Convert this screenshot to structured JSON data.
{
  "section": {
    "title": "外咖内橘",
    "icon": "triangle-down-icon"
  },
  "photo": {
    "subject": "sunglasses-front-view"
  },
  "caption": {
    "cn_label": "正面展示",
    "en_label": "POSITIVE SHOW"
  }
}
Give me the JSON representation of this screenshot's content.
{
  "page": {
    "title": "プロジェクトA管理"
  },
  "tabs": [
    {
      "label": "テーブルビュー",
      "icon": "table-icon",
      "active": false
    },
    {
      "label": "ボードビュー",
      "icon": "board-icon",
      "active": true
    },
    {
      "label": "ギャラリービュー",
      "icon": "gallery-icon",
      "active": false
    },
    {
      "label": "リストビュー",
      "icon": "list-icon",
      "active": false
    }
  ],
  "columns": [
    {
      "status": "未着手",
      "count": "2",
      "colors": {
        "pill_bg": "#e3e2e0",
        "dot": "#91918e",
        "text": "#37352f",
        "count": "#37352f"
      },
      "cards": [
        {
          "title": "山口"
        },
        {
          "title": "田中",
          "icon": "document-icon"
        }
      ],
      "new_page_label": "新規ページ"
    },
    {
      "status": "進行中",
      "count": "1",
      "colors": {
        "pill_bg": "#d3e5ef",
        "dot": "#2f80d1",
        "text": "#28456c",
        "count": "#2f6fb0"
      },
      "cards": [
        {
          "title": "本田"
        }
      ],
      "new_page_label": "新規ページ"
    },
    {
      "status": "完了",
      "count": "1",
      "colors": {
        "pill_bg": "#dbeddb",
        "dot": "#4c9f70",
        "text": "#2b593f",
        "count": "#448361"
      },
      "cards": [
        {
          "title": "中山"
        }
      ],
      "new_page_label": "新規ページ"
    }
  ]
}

DESCRIPTION OF THE TASK:
Quote all of the entries exactly as they appear.

PROBLEM SOLUTION:
Convert this screenshot to structured JSON data.
{
  "section": {
    "title": "外咖内橘",
    "icon": "triangle-down-icon"
  },
  "photo": {
    "subject": "sunglasses-front-view"
  },
  "caption": {
    "cn_label": "正面展示",
    "en_label": "POSITIVE SHOW"
  }
}
Give me the JSON representation of this screenshot's content.
{
  "page": {
    "title": "プロジェクトA管理"
  },
  "tabs": [
    {
      "label": "テーブルビュー",
      "icon": "table-icon",
      "active": false
    },
    {
      "label": "ボードビュー",
      "icon": "board-icon",
      "active": true
    },
    {
      "label": "ギャラリービュー",
      "icon": "gallery-icon",
      "active": false
    },
    {
      "label": "リストビュー",
      "icon": "list-icon",
      "active": false
    }
  ],
  "columns": [
    {
      "status": "未着手",
      "count": "2",
      "colors": {
        "pill_bg": "#e3e2e0",
        "dot": "#91918e",
        "text": "#37352f",
        "count": "#37352f"
      },
      "cards": [
        {
          "title": "山口"
        },
        {
          "title": "田中",
          "icon": "document-icon"
        }
      ],
      "new_page_label": "新規ページ"
    },
    {
      "status": "進行中",
      "count": "1",
      "colors": {
        "pill_bg": "#d3e5ef",
        "dot": "#2f80d1",
        "text": "#28456c",
        "count": "#2f6fb0"
      },
      "cards": [
        {
          "title": "本田"
        }
      ],
      "new_page_label": "新規ページ"
    },
    {
      "status": "完了",
      "count": "1",
      "colors": {
        "pill_bg": "#dbeddb",
        "dot": "#4c9f70",
        "text": "#2b593f",
        "count": "#448361"
      },
      "cards": [
        {
          "title": "中山"
        }
      ],
      "new_page_label": "新規ページ"
    }
  ]
}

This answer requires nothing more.